:: THE RECORDS
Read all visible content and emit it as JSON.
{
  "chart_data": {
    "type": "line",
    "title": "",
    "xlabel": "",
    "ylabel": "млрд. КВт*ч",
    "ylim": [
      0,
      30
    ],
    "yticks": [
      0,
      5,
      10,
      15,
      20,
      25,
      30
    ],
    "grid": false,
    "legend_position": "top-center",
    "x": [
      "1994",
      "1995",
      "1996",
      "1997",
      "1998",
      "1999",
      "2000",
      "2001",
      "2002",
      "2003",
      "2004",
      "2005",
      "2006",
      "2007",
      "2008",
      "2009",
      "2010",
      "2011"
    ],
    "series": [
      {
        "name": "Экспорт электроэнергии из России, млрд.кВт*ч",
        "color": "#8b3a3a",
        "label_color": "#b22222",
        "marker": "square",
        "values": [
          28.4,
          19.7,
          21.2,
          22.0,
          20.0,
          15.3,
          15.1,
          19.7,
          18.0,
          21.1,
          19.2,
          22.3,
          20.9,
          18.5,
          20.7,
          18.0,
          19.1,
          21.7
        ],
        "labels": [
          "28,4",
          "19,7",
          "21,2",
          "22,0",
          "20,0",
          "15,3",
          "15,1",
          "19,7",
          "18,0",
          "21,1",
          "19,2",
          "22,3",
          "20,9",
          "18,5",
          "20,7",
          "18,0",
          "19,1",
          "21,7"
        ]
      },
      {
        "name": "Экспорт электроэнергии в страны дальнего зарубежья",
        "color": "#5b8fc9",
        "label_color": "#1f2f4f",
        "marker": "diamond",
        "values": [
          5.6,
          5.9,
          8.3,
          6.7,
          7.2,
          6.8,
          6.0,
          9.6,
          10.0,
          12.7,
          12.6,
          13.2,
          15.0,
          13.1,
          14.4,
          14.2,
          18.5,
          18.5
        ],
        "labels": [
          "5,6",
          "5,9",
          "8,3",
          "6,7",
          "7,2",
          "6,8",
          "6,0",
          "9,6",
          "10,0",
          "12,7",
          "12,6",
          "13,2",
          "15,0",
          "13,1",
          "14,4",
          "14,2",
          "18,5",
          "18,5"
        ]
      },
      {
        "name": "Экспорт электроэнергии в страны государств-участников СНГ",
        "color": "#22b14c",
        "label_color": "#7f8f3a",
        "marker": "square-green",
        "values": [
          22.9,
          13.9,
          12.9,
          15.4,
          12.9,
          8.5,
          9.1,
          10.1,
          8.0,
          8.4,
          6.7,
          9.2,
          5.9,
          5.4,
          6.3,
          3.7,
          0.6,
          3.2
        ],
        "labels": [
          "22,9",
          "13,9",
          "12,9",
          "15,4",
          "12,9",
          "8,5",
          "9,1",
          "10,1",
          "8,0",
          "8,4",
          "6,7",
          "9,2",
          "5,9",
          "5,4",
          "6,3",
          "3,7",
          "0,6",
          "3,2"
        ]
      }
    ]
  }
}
::::
• [TO BE DONE]:
Print again each line of the listing above, exactly as it appears.

• [TASK RESULT]:
Read all visible content and emit it as JSON.
{
  "chart_data": {
    "type": "line",
    "title": "",
    "xlabel": "",
    "ylabel": "млрд. КВт*ч",
    "ylim": [
      0,
      30
    ],
    "yticks": [
      0,
      5,
      10,
      15,
      20,
      25,
      30
    ],
    "grid": false,
    "legend_position": "top-center",
    "x": [
      "1994",
      "1995",
      "1996",
      "1997",
      "1998",
      "1999",
      "2000",
      "2001",
      "2002",
      "2003",
      "2004",
      "2005",
      "2006",
      "2007",
      "2008",
      "2009",
      "2010",
      "2011"
    ],
    "series": [
      {
        "name": "Экспорт электроэнергии из России, млрд.кВт*ч",
        "color": "#8b3a3a",
        "label_color": "#b22222",
        "marker": "square",
        "values": [
          28.4,
          19.7,
          21.2,
          22.0,
          20.0,
          15.3,
          15.1,
          19.7,
          18.0,
          21.1,
          19.2,
          22.3,
          20.9,
          18.5,
          20.7,
          18.0,
          19.1,
          21.7
        ],
        "labels": [
          "28,4",
          "19,7",
          "21,2",
          "22,0",
          "20,0",
          "15,3",
          "15,1",
          "19,7",
          "18,0",
          "21,1",
          "19,2",
          "22,3",
          "20,9",
          "18,5",
          "20,7",
          "18,0",
          "19,1",
          "21,7"
        ]
      },
      {
        "name": "Экспорт электроэнергии в страны дальнего зарубежья",
        "color": "#5b8fc9",
        "label_color": "#1f2f4f",
        "marker": "diamond",
        "values": [
          5.6,
          5.9,
          8.3,
          6.7,
          7.2,
          6.8,
          6.0,
          9.6,
          10.0,
          12.7,
          12.6,
          13.2,
          15.0,
          13.1,
          14.4,
          14.2,
          18.5,
          18.5
        ],
        "labels": [
          "5,6",
          "5,9",
          "8,3",
          "6,7",
          "7,2",
          "6,8",
          "6,0",
          "9,6",
          "10,0",
          "12,7",
          "12,6",
          "13,2",
          "15,0",
          "13,1",
          "14,4",
          "14,2",
          "18,5",
          "18,5"
        ]
      },
      {
        "name": "Экспорт электроэнергии в страны государств-участников СНГ",
        "color": "#22b14c",
        "label_color": "#7f8f3a",
        "marker": "square-green",
        "values": [
          22.9,
          13.9,
          12.9,
          15.4,
          12.9,
          8.5,
          9.1,
          10.1,
          8.0,
          8.4,
          6.7,
          9.2,
          5.9,
          5.4,
          6.3,
          3.7,
          0.6,
          3.2
        ],
        "labels": [
          "22,9",
          "13,9",
          "12,9",
          "15,4",
          "12,9",
          "8,5",
          "9,1",
          "10,1",
          "8,0",
          "8,4",
          "6,7",
          "9,2",
          "5,9",
          "5,4",
          "6,3",
          "3,7",
          "0,6",
          "3,2"
        ]
      }
    ]
  }
}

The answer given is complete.